## JOB
Restate the full set of records exactly, without adding or dropping a word.

## RECORDS PROVIDED
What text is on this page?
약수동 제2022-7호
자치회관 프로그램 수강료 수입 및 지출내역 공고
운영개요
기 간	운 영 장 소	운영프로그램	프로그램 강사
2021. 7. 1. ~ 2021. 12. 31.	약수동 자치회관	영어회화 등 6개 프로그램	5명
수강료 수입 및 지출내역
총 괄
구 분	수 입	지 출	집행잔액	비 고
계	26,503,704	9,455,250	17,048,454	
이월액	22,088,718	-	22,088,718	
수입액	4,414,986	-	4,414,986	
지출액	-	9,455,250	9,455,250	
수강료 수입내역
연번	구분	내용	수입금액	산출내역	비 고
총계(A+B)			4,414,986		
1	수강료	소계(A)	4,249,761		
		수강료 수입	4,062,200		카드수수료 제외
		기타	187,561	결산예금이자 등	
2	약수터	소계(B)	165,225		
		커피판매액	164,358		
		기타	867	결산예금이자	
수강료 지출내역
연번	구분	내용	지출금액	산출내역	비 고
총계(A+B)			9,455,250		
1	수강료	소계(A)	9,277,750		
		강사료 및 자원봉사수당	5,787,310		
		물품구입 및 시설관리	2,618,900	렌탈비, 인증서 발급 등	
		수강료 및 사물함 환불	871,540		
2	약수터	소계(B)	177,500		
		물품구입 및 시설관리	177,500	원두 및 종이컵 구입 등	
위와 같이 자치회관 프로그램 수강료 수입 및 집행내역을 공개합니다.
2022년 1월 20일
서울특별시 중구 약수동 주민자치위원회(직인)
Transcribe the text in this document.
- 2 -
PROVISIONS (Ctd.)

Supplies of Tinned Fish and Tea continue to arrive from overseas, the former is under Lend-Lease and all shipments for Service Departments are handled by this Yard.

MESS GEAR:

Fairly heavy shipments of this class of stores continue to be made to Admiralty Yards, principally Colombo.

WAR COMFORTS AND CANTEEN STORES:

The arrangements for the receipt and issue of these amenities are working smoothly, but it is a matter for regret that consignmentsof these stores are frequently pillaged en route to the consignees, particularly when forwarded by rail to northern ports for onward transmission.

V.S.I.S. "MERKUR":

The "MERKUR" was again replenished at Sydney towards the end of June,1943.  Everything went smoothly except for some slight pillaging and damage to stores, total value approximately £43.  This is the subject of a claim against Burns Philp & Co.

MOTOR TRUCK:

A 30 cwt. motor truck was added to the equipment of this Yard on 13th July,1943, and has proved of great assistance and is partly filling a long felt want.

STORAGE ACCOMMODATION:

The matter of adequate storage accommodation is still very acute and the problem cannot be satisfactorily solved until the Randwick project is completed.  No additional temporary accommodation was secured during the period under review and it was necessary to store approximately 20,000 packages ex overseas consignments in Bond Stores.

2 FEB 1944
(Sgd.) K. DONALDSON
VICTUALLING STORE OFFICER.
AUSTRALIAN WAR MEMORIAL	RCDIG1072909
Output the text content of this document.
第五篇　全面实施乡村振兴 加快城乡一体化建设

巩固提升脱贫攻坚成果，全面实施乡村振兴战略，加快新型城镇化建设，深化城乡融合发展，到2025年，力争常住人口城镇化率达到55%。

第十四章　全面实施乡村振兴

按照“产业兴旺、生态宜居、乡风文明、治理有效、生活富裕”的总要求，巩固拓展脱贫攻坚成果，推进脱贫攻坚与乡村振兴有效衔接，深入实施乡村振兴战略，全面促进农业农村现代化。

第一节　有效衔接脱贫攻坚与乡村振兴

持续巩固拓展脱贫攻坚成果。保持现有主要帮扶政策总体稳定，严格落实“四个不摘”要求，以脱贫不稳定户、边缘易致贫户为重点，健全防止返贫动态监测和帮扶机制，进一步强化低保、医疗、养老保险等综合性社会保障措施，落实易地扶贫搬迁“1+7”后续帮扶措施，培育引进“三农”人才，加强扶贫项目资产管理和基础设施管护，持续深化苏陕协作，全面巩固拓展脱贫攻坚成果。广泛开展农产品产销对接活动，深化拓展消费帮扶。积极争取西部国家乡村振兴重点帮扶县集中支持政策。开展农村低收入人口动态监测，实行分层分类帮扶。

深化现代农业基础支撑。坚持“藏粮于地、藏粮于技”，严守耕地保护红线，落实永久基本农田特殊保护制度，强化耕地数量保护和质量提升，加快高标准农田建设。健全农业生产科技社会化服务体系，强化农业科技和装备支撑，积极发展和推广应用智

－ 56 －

## OUTPUT FOR THIS EXERCISE
What text is on this page?
약수동 제2022-7호
자치회관 프로그램 수강료 수입 및 지출내역 공고
운영개요
기 간	운 영 장 소	운영프로그램	프로그램 강사
2021. 7. 1. ~ 2021. 12. 31.	약수동 자치회관	영어회화 등 6개 프로그램	5명
수강료 수입 및 지출내역
총 괄
구 분	수 입	지 출	집행잔액	비 고
계	26,503,704	9,455,250	17,048,454	
이월액	22,088,718	-	22,088,718	
수입액	4,414,986	-	4,414,986	
지출액	-	9,455,250	9,455,250	
수강료 수입내역
연번	구분	내용	수입금액	산출내역	비 고
총계(A+B)			4,414,986		
1	수강료	소계(A)	4,249,761		
		수강료 수입	4,062,200		카드수수료 제외
		기타	187,561	결산예금이자 등	
2	약수터	소계(B)	165,225		
		커피판매액	164,358		
		기타	867	결산예금이자	
수강료 지출내역
연번	구분	내용	지출금액	산출내역	비 고
총계(A+B)			9,455,250		
1	수강료	소계(A)	9,277,750		
		강사료 및 자원봉사수당	5,787,310		
		물품구입 및 시설관리	2,618,900	렌탈비, 인증서 발급 등	
		수강료 및 사물함 환불	871,540		
2	약수터	소계(B)	177,500		
		물품구입 및 시설관리	177,500	원두 및 종이컵 구입 등	
위와 같이 자치회관 프로그램 수강료 수입 및 집행내역을 공개합니다.
2022년 1월 20일
서울특별시 중구 약수동 주민자치위원회(직인)
Transcribe the text in this document.
- 2 -
PROVISIONS (Ctd.)

Supplies of Tinned Fish and Tea continue to arrive from overseas, the former is under Lend-Lease and all shipments for Service Departments are handled by this Yard.

MESS GEAR:

Fairly heavy shipments of this class of stores continue to be made to Admiralty Yards, principally Colombo.

WAR COMFORTS AND CANTEEN STORES:

The arrangements for the receipt and issue of these amenities are working smoothly, but it is a matter for regret that consignmentsof these stores are frequently pillaged en route to the consignees, particularly when forwarded by rail to northern ports for onward transmission.

V.S.I.S. "MERKUR":

The "MERKUR" was again replenished at Sydney towards the end of June,1943.  Everything went smoothly except for some slight pillaging and damage to stores, total value approximately £43.  This is the subject of a claim against Burns Philp & Co.

MOTOR TRUCK:

A 30 cwt. motor truck was added to the equipment of this Yard on 13th July,1943, and has proved of great assistance and is partly filling a long felt want.

STORAGE ACCOMMODATION:

The matter of adequate storage accommodation is still very acute and the problem cannot be satisfactorily solved until the Randwick project is completed.  No additional temporary accommodation was secured during the period under review and it was necessary to store approximately 20,000 packages ex overseas consignments in Bond Stores.

2 FEB 1944
(Sgd.) K. DONALDSON
VICTUALLING STORE OFFICER.
AUSTRALIAN WAR MEMORIAL	RCDIG1072909
Output the text content of this document.
第五篇　全面实施乡村振兴 加快城乡一体化建设

巩固提升脱贫攻坚成果，全面实施乡村振兴战略，加快新型城镇化建设，深化城乡融合发展，到2025年，力争常住人口城镇化率达到55%。

第十四章　全面实施乡村振兴

按照“产业兴旺、生态宜居、乡风文明、治理有效、生活富裕”的总要求，巩固拓展脱贫攻坚成果，推进脱贫攻坚与乡村振兴有效衔接，深入实施乡村振兴战略，全面促进农业农村现代化。

第一节　有效衔接脱贫攻坚与乡村振兴

持续巩固拓展脱贫攻坚成果。保持现有主要帮扶政策总体稳定，严格落实“四个不摘”要求，以脱贫不稳定户、边缘易致贫户为重点，健全防止返贫动态监测和帮扶机制，进一步强化低保、医疗、养老保险等综合性社会保障措施，落实易地扶贫搬迁“1+7”后续帮扶措施，培育引进“三农”人才，加强扶贫项目资产管理和基础设施管护，持续深化苏陕协作，全面巩固拓展脱贫攻坚成果。广泛开展农产品产销对接活动，深化拓展消费帮扶。积极争取西部国家乡村振兴重点帮扶县集中支持政策。开展农村低收入人口动态监测，实行分层分类帮扶。

深化现代农业基础支撑。坚持“藏粮于地、藏粮于技”，严守耕地保护红线，落实永久基本农田特殊保护制度，强化耕地数量保护和质量提升，加快高标准农田建设。健全农业生产科技社会化服务体系，强化农业科技和装备支撑，积极发展和推广应用智

－ 56 －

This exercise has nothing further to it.